Data rows.
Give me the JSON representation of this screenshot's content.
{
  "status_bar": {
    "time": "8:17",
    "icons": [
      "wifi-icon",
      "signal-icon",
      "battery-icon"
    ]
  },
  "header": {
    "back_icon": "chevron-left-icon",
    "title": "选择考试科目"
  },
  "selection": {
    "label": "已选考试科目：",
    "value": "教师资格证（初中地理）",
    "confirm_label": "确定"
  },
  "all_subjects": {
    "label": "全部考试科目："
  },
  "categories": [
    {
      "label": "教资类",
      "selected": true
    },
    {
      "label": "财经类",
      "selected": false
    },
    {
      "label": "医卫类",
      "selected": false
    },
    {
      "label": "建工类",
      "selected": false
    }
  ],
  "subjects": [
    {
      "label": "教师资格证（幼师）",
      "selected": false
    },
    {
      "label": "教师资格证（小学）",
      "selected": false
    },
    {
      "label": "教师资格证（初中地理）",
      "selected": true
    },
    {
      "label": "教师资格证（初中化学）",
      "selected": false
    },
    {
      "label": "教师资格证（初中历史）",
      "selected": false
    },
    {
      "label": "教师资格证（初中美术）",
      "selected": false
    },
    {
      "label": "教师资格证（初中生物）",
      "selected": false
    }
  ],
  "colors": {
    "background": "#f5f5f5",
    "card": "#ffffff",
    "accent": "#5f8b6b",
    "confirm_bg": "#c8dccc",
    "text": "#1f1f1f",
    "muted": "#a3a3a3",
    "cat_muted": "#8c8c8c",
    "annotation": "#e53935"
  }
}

Your goal.
Return all lines of the material above in which the word "教师资格证" occurs.

Problem solution.
    "value": "教师资格证（初中地理）",
      "label": "教师资格证（幼师）",
      "label": "教师资格证（小学）",
      "label": "教师资格证（初中地理）",
      "label": "教师资格证（初中化学）",
      "label": "教师资格证（初中历史）",
      "label": "教师资格证（初中美术）",
      "label": "教师资格证（初中生物）",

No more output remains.